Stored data
···
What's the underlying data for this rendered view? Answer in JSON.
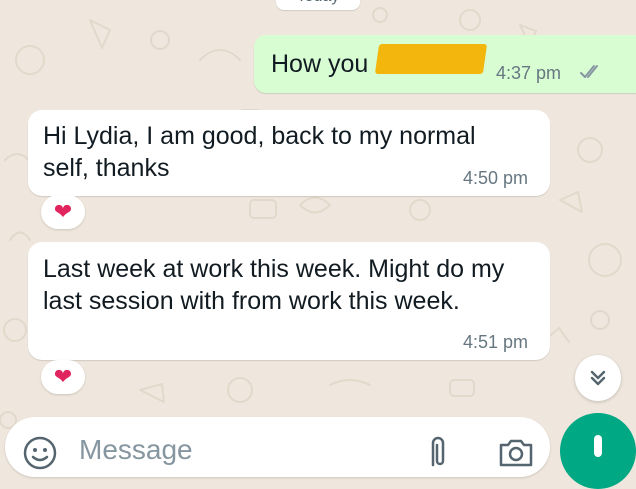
{
  "date_divider": "Today",
  "messages": [
    {
      "direction": "outgoing",
      "text": "How you",
      "time": "4:37 pm",
      "status_icon": "double-check-icon"
    },
    {
      "direction": "incoming",
      "text": "Hi Lydia, I am good, back to my normal self, thanks",
      "time": "4:50 pm",
      "reaction": "❤"
    },
    {
      "direction": "incoming",
      "text": "Last week at work this week. Might do my last session with from work this week.",
      "time": "4:51 pm",
      "reaction": "❤"
    }
  ],
  "composer": {
    "placeholder": "Message"
  },
  "colors": {
    "outgoing_bubble": "#d9fdd3",
    "incoming_bubble": "#ffffff",
    "wallpaper": "#efe7dd",
    "accent": "#00a884",
    "redaction": "#f2b60c"
  }
}
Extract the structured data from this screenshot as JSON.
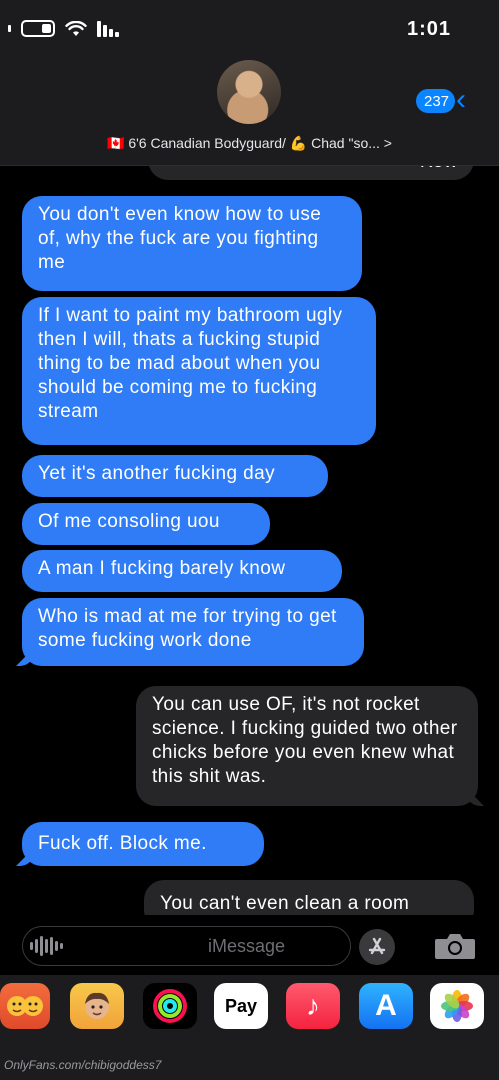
{
  "status_bar": {
    "time": "1:01"
  },
  "header": {
    "back_count": "237",
    "contact_name": "🇨🇦 6'6 Canadian Bodyguard/ 💪 Chad \"so... >"
  },
  "messages": [
    {
      "from": "them",
      "text": "Kow"
    },
    {
      "from": "me",
      "text": "You don't even know how to use of, why the fuck are you fighting me"
    },
    {
      "from": "me",
      "text": "If I want to paint my bathroom ugly then I will, thats a fucking stupid thing to be mad about when you should be coming me to fucking stream"
    },
    {
      "from": "me",
      "text": "Yet it's another fucking day"
    },
    {
      "from": "me",
      "text": "Of me consoling uou"
    },
    {
      "from": "me",
      "text": "A man I fucking barely know"
    },
    {
      "from": "me",
      "text": "Who is mad at me for trying to get some fucking work done"
    },
    {
      "from": "them",
      "text": "You can use OF, it's not rocket science. I fucking guided two other chicks before you even knew what this shit was."
    },
    {
      "from": "me",
      "text": "Fuck off. Block me."
    },
    {
      "from": "them",
      "text": "You can't even clean a room"
    }
  ],
  "input": {
    "placeholder": "iMessage"
  },
  "drawer": {
    "apps": [
      {
        "name": "photos-app",
        "label": ""
      },
      {
        "name": "app-store",
        "label": "A"
      },
      {
        "name": "music-app",
        "label": "♪"
      },
      {
        "name": "apple-pay",
        "label": "Pay"
      },
      {
        "name": "activity-app",
        "label": ""
      },
      {
        "name": "memoji",
        "label": ""
      },
      {
        "name": "memoji-stickers",
        "label": ""
      }
    ],
    "pay_label": "Pay"
  },
  "watermark": "OnlyFans.com/chibigoddess7",
  "colors": {
    "sent": "#2f7cf6",
    "received": "#262628",
    "accent": "#0a84ff",
    "header": "#1c1c1e"
  }
}
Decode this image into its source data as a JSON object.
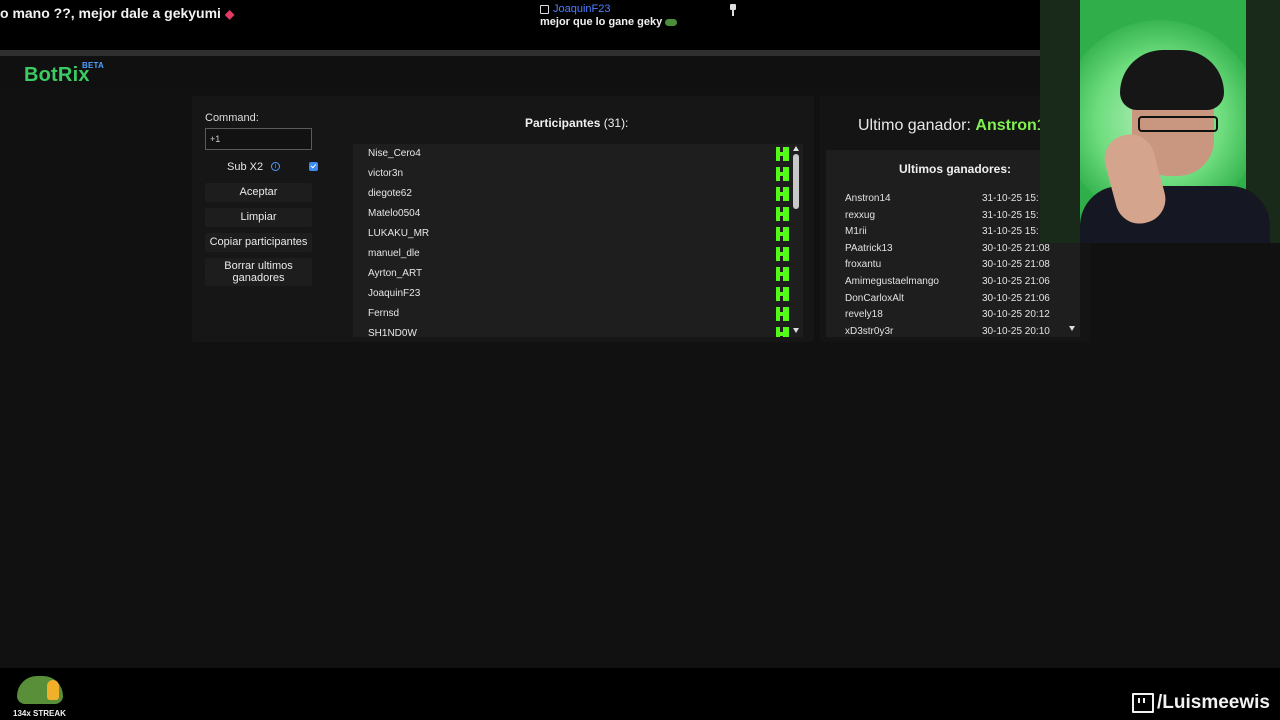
{
  "chat": {
    "left_message": "o mano ??, mejor dale a gekyumi",
    "mid_user": "JoaquinF23",
    "mid_message": "mejor que lo gane geky"
  },
  "header": {
    "logo": "BotRix",
    "beta": "BETA"
  },
  "command": {
    "label": "Command:",
    "value": "+1"
  },
  "sub": {
    "label": "Sub X2",
    "checked": true
  },
  "buttons": {
    "aceptar": "Aceptar",
    "limpiar": "Limpiar",
    "copiar": "Copiar participantes",
    "borrar_line1": "Borrar ultimos",
    "borrar_line2": "ganadores"
  },
  "participants": {
    "title": "Participantes",
    "count": "(31):",
    "names": [
      "Nise_Cero4",
      "victor3n",
      "diegote62",
      "Matelo0504",
      "LUKAKU_MR",
      "manuel_dle",
      "Ayrton_ART",
      "JoaquinF23",
      "Fernsd",
      "SH1ND0W"
    ]
  },
  "last_winner": {
    "label": "Ultimo ganador:",
    "name": "Anstron1"
  },
  "winners": {
    "title": "Ultimos ganadores:",
    "rows": [
      {
        "name": "Anstron14",
        "date": "31-10-25 15:"
      },
      {
        "name": "rexxug",
        "date": "31-10-25 15:"
      },
      {
        "name": "M1rii",
        "date": "31-10-25 15:"
      },
      {
        "name": "PAatrick13",
        "date": "30-10-25 21:08"
      },
      {
        "name": "froxantu",
        "date": "30-10-25 21:08"
      },
      {
        "name": "Amimegustaelmango",
        "date": "30-10-25 21:06"
      },
      {
        "name": "DonCarloxAlt",
        "date": "30-10-25 21:06"
      },
      {
        "name": "revely18",
        "date": "30-10-25 20:12"
      },
      {
        "name": "xD3str0y3r",
        "date": "30-10-25 20:10"
      }
    ]
  },
  "footer": {
    "streak": "134x STREAK",
    "handle": "/Luismeewis"
  },
  "colors": {
    "brand": "#3ccb63",
    "kick": "#53fc18",
    "winner": "#7ff04f",
    "accent": "#3d8bf0"
  }
}
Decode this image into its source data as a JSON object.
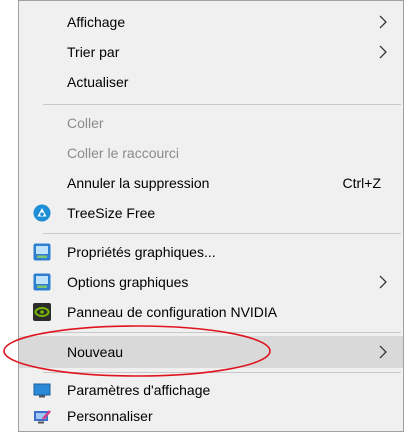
{
  "menu": {
    "items": [
      {
        "label": "Affichage",
        "submenu": true
      },
      {
        "label": "Trier par",
        "submenu": true
      },
      {
        "label": "Actualiser"
      },
      {
        "label": "Coller",
        "disabled": true
      },
      {
        "label": "Coller le raccourci",
        "disabled": true
      },
      {
        "label": "Annuler la suppression",
        "shortcut": "Ctrl+Z"
      },
      {
        "label": "TreeSize Free",
        "icon": "treesize-icon"
      },
      {
        "label": "Propriétés graphiques...",
        "icon": "intel-graphics-icon"
      },
      {
        "label": "Options graphiques",
        "icon": "intel-graphics-icon",
        "submenu": true
      },
      {
        "label": "Panneau de configuration NVIDIA",
        "icon": "nvidia-icon"
      },
      {
        "label": "Nouveau",
        "submenu": true,
        "highlighted": true
      },
      {
        "label": "Paramètres d'affichage",
        "icon": "display-icon"
      },
      {
        "label": "Personnaliser",
        "icon": "personalize-icon"
      }
    ]
  },
  "annotation": {
    "color": "#e0141e",
    "target": "Nouveau"
  }
}
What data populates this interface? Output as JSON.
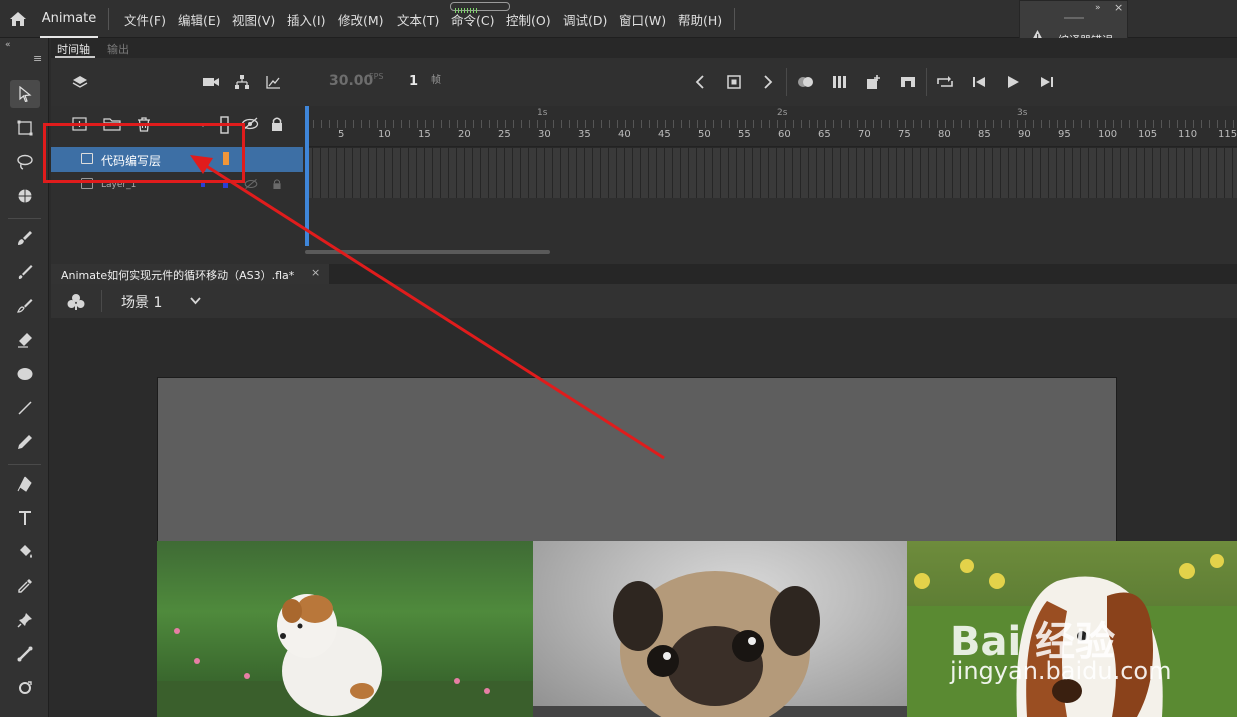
{
  "app": {
    "name": "Animate"
  },
  "menu": [
    "文件(F)",
    "编辑(E)",
    "视图(V)",
    "插入(I)",
    "修改(M)",
    "文本(T)",
    "命令(C)",
    "控制(O)",
    "调试(D)",
    "窗口(W)",
    "帮助(H)"
  ],
  "compile_panel": {
    "label": "编译器错误"
  },
  "panel_tabs": {
    "timeline": "时间轴",
    "output": "输出"
  },
  "timeline": {
    "fps": "30.00",
    "fps_unit": "FPS",
    "current_frame": "1",
    "frame_unit": "帧",
    "seconds": [
      "1s",
      "2s",
      "3s"
    ],
    "ticks": [
      "5",
      "10",
      "15",
      "20",
      "25",
      "30",
      "35",
      "40",
      "45",
      "50",
      "55",
      "60",
      "65",
      "70",
      "75",
      "80",
      "85",
      "90",
      "95",
      "100",
      "105",
      "110",
      "115"
    ]
  },
  "layers": [
    {
      "name": "代码编写层",
      "selected": true,
      "color": "#f0963a"
    },
    {
      "name": "Layer_1",
      "selected": false,
      "color": "#2a3fd6"
    }
  ],
  "document": {
    "title": "Animate如何实现元件的循环移动（AS3）.fla*",
    "close": "×"
  },
  "scene": {
    "label": "场景 1"
  },
  "watermark": {
    "brand": "Bai 经验",
    "url": "jingyan.baidu.com"
  },
  "colors": {
    "selection": "#3d6fa5",
    "annotation": "#e01c1c",
    "playhead": "#3f86d9"
  }
}
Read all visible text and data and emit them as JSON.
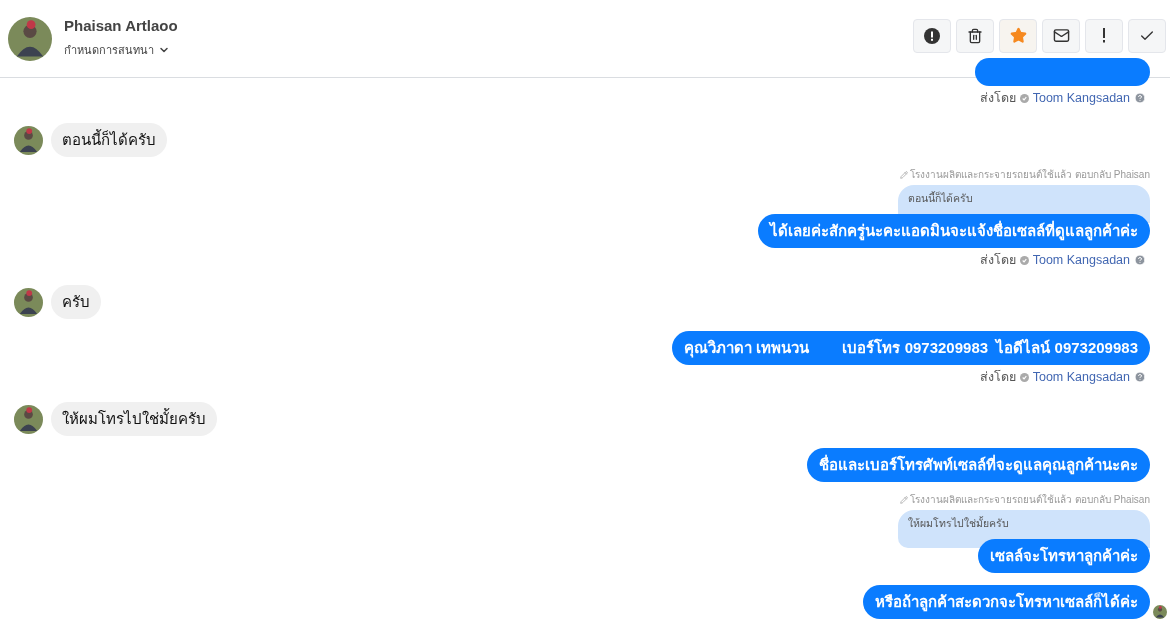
{
  "header": {
    "name": "Phaisan Artlaoo",
    "dropdown": "กำหนดการสนทนา"
  },
  "actions": [
    {
      "kind": "alert",
      "active": false
    },
    {
      "kind": "trash",
      "active": false
    },
    {
      "kind": "star",
      "active": true
    },
    {
      "kind": "mail",
      "active": false
    },
    {
      "kind": "exclamation",
      "active": false
    },
    {
      "kind": "check",
      "active": false
    }
  ],
  "messages": [
    {
      "kind": "clipped_outgoing"
    },
    {
      "kind": "sent_by",
      "label": "ส่งโดย",
      "sender": "Toom Kangsadan"
    },
    {
      "kind": "incoming",
      "text": "ตอนนี้ก็ได้ครับ"
    },
    {
      "kind": "reply",
      "context": "โรงงานผลิตและกระจายรถยนต์ใช้แล้ว ตอบกลับ Phaisan",
      "quote": "ตอนนี้ก็ได้ครับ",
      "text": "ได้เลยค่ะสักครู่นะคะแอดมินจะแจ้งชื่อเซลล์ที่ดูแลลูกค้าค่ะ"
    },
    {
      "kind": "sent_by",
      "label": "ส่งโดย",
      "sender": "Toom Kangsadan"
    },
    {
      "kind": "incoming",
      "text": "ครับ"
    },
    {
      "kind": "outgoing",
      "text": "คุณวิภาดา เทพนวน        เบอร์โทร 0973209983  ไอดีไลน์ 0973209983"
    },
    {
      "kind": "sent_by",
      "label": "ส่งโดย",
      "sender": "Toom Kangsadan"
    },
    {
      "kind": "incoming",
      "text": "ให้ผมโทรไปใช่มั้ยครับ"
    },
    {
      "kind": "outgoing",
      "text": "ชื่อและเบอร์โทรศัพท์เซลล์ที่จะดูแลคุณลูกค้านะคะ"
    },
    {
      "kind": "reply",
      "context": "โรงงานผลิตและกระจายรถยนต์ใช้แล้ว ตอบกลับ Phaisan",
      "quote": "ให้ผมโทรไปใช่มั้ยครับ",
      "text": "เซลล์จะโทรหาลูกค้าค่ะ"
    },
    {
      "kind": "outgoing_seen",
      "text": "หรือถ้าลูกค้าสะดวกจะโทรหาเซลล์ก็ได้ค่ะ"
    }
  ]
}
···
§ EXERCISE GOAL: Select from the material above each line in which the string "this" appears, and list those lines.

§ ANSWER TO THE PROBLEM:
What's the underlying data for this rendered view? Answer in JSON.
      "text": "Last week at work this week. Might do my last session with from work this week.",
Extract the structured data from this screenshot as JSON.
      "text": "You can use OF, it's not rocket science. I fucking guided two other chicks before you even knew what this shit was."
Decode this image into its source data as a JSON object.
Decode this image into its source data as a JSON object.
What data populates this interface? Output as JSON.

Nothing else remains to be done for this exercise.